- **Written task**
Find every line containing the word "sibi" in the records below; report only how many there are.

begin

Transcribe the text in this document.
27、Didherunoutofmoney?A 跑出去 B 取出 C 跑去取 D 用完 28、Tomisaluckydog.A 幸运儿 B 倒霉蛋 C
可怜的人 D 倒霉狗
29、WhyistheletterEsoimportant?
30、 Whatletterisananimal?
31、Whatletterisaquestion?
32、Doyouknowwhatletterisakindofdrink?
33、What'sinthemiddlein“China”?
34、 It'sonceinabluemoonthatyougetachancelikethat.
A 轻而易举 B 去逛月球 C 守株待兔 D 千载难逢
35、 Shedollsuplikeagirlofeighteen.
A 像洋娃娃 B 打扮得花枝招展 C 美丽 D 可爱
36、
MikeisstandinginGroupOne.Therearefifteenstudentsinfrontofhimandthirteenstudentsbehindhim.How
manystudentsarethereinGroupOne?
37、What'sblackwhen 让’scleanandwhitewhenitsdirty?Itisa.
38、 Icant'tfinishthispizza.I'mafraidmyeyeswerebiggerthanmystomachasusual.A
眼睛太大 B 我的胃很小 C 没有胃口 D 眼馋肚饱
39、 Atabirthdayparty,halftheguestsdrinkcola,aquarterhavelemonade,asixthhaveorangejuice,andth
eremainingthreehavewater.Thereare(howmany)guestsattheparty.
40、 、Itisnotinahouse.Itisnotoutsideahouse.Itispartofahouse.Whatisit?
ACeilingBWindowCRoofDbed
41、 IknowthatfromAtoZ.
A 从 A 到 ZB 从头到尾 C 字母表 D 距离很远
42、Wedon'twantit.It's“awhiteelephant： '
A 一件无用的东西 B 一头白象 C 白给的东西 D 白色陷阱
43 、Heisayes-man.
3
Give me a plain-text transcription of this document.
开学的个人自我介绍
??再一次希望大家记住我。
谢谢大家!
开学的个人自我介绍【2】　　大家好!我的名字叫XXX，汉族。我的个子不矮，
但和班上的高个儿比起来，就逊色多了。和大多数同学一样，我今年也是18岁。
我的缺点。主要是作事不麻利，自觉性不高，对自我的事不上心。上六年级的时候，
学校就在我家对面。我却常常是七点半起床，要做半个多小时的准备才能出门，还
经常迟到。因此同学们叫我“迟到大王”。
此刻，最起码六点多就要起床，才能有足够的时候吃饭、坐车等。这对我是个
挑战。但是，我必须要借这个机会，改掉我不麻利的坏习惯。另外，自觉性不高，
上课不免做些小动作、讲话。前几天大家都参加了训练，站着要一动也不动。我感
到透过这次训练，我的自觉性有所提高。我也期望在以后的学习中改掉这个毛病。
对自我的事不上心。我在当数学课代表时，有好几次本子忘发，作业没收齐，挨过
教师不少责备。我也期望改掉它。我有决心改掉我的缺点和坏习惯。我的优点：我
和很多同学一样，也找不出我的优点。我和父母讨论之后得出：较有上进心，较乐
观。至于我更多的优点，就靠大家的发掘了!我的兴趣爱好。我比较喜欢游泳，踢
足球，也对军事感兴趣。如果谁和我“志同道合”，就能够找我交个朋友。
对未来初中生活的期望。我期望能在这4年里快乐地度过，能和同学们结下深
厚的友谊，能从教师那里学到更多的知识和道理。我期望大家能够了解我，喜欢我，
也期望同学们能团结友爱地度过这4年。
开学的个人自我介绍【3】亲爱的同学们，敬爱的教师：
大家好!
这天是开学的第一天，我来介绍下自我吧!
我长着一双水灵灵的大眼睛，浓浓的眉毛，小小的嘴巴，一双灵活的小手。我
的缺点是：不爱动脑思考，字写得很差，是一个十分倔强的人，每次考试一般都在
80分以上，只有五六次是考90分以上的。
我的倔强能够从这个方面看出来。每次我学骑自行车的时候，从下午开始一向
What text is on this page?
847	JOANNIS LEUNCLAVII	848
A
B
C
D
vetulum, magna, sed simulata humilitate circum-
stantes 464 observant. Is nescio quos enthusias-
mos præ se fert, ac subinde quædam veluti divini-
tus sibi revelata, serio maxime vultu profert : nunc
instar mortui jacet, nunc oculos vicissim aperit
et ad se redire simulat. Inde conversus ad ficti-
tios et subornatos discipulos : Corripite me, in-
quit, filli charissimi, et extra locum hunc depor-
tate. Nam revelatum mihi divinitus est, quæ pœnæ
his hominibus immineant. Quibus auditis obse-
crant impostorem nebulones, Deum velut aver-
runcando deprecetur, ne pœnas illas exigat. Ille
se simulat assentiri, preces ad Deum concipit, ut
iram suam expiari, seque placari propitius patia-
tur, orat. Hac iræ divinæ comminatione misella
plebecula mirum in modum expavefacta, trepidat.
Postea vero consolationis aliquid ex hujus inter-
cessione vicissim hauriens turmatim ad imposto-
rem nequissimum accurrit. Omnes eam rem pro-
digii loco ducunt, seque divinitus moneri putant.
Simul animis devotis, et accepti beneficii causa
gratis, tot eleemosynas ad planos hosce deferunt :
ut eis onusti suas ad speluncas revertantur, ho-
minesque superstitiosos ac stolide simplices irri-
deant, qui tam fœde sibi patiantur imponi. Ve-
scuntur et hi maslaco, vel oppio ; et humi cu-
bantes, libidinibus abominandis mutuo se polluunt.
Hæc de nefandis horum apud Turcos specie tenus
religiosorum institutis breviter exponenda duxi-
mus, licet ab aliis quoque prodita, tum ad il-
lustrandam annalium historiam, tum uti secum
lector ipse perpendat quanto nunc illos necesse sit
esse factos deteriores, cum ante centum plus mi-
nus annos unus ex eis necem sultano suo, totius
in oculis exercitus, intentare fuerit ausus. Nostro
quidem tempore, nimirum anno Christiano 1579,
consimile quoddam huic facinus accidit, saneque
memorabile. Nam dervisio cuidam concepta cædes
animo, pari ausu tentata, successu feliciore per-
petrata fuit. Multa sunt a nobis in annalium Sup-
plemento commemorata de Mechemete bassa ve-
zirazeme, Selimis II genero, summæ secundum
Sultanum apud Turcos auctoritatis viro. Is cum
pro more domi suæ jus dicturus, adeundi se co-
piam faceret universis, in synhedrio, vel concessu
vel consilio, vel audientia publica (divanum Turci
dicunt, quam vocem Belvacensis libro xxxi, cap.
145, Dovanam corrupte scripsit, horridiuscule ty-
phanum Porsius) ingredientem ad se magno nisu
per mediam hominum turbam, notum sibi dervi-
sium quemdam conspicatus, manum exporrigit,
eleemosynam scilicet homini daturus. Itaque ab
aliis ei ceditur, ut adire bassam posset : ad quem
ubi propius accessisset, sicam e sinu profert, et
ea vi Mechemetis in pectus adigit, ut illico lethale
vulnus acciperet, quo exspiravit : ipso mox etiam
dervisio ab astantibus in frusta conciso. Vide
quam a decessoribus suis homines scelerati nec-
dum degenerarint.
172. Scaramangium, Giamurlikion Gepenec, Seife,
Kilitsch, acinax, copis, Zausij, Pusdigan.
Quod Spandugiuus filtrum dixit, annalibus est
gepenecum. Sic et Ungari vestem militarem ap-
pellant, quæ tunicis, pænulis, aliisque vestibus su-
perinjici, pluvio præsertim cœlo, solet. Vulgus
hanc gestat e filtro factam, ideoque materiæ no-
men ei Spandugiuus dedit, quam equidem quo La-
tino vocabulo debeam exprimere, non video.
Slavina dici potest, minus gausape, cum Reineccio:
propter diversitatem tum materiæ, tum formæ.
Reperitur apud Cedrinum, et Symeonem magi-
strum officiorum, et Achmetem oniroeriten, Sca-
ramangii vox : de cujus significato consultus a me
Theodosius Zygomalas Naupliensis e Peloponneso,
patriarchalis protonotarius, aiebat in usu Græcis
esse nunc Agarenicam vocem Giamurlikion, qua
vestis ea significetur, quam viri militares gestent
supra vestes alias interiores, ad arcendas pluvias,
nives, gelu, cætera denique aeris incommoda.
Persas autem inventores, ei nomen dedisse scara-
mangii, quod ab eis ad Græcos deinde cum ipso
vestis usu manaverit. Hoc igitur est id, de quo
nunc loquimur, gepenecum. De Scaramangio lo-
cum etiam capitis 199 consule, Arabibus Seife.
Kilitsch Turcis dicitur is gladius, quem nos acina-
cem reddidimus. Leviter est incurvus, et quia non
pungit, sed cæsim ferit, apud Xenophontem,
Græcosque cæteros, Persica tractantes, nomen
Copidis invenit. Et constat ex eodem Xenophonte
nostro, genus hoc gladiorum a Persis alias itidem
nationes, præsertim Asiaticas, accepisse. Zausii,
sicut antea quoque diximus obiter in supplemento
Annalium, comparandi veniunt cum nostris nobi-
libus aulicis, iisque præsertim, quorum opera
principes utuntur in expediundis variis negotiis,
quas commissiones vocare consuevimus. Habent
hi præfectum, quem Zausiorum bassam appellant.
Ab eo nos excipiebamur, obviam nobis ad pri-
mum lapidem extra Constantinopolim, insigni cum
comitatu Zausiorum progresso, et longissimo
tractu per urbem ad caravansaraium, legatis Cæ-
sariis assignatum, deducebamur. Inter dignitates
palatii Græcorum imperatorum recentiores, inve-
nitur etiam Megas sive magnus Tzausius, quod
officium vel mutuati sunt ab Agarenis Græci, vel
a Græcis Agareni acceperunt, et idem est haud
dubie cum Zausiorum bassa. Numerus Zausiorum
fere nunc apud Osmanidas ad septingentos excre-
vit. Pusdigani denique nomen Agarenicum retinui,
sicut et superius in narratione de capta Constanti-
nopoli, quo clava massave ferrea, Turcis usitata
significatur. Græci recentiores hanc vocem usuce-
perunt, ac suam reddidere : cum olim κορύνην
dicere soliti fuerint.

end

- **Exercise result**
3